───── Records
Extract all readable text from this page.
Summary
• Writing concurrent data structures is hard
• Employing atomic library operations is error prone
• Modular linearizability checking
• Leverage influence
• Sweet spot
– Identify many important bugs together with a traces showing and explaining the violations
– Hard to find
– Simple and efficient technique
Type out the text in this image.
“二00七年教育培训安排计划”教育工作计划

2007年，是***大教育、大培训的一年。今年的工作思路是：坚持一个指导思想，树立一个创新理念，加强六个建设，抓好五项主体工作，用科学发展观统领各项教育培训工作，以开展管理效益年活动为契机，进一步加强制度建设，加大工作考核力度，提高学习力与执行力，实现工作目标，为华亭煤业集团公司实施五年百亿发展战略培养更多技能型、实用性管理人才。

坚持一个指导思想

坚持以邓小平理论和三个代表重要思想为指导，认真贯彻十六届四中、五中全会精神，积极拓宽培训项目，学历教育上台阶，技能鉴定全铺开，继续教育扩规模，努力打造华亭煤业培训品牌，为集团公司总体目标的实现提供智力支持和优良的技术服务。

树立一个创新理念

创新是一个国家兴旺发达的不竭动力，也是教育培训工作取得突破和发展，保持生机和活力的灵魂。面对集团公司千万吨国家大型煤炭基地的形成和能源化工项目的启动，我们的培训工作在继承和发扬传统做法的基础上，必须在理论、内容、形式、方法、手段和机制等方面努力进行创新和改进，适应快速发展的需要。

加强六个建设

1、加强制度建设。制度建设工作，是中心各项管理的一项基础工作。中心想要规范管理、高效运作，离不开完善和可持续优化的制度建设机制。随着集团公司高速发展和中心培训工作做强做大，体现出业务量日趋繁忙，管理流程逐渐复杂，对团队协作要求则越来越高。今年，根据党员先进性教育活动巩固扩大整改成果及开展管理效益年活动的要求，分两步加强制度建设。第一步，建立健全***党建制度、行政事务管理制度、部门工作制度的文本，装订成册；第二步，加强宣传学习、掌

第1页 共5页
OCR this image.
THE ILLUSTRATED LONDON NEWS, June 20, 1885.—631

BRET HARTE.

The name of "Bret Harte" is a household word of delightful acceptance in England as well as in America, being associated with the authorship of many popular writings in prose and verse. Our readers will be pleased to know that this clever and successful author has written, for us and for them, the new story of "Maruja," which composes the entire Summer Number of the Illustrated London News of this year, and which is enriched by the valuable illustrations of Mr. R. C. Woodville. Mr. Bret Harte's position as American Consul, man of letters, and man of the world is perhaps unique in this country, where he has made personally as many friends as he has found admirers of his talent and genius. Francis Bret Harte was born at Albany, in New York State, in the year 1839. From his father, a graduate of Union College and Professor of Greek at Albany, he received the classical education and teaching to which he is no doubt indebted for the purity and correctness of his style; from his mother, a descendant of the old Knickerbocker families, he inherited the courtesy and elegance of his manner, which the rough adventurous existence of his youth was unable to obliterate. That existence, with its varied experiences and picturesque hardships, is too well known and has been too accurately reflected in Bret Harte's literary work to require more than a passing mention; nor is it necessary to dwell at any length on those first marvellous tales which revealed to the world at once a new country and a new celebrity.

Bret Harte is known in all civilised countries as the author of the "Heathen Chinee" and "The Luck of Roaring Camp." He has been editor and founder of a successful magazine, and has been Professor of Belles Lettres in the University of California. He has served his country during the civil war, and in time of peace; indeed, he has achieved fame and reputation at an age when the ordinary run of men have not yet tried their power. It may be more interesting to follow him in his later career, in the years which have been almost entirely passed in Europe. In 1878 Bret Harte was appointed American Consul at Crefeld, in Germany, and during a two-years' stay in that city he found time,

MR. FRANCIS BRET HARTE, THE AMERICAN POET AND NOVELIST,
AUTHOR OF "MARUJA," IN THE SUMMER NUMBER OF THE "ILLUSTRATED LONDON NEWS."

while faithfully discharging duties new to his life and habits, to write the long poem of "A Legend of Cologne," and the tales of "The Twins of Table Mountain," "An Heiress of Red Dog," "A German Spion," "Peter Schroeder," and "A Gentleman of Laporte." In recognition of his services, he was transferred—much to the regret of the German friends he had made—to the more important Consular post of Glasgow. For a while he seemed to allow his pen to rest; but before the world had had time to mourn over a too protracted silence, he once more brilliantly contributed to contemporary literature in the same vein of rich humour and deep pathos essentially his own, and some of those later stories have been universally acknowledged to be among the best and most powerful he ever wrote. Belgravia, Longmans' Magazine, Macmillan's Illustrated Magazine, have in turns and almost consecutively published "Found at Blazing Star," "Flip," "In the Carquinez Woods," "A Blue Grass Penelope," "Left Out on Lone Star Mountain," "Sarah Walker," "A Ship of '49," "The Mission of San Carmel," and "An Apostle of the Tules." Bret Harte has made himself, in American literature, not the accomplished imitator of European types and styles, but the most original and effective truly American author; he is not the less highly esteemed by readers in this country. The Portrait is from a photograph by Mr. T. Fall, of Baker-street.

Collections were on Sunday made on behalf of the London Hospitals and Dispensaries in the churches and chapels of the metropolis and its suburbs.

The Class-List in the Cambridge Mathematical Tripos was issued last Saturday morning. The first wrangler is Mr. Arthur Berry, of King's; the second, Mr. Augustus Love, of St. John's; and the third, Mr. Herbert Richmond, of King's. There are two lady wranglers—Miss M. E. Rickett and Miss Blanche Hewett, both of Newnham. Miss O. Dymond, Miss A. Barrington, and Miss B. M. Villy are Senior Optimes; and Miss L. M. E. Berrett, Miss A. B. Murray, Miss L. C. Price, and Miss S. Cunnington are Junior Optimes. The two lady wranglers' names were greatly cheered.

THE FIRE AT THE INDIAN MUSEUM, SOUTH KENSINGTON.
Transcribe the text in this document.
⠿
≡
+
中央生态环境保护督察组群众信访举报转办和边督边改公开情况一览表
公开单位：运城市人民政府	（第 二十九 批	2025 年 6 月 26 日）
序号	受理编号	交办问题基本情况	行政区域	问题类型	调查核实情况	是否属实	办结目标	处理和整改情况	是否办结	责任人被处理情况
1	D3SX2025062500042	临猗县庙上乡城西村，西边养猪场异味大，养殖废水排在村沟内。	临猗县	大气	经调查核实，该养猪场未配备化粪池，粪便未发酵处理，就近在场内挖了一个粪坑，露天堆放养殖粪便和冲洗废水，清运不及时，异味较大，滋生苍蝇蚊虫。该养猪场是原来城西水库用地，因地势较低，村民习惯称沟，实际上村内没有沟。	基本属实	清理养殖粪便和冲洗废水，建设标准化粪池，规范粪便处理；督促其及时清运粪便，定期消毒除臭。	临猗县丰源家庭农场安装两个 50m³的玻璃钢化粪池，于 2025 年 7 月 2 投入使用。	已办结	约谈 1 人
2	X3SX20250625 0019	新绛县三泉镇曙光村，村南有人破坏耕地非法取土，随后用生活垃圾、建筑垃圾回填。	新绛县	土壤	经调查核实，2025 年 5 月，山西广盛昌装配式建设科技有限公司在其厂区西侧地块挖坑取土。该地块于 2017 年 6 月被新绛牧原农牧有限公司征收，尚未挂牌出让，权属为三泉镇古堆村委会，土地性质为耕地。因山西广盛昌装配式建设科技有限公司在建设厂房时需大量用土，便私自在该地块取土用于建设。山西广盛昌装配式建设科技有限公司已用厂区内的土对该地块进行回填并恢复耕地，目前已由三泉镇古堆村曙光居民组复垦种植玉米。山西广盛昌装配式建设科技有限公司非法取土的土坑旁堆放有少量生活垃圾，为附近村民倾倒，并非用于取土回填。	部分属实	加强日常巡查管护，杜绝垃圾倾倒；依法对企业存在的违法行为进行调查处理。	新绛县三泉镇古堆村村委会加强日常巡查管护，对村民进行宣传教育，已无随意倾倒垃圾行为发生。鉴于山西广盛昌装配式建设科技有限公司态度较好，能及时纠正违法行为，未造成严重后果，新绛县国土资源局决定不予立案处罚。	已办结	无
──────────
- [Exercise] Find each line holding "树立一个创新理念". Copy it out.

- [Task result]
2007年，是***大教育、大培训的一年。今年的工作思路是：坚持一个指导思想，树立一个创新理念，加强六个建设，抓好五项主体工作，用科学发展观统领各项教育培训工作，以开展管理效益年活动为契机，进一步加强制度建设，加大工作考核力度，提高学习力与执行力，实现工作目标，为华亭煤业集团公司实施五年百亿发展战略培养更多技能型、实用性管理人才。
树立一个创新理念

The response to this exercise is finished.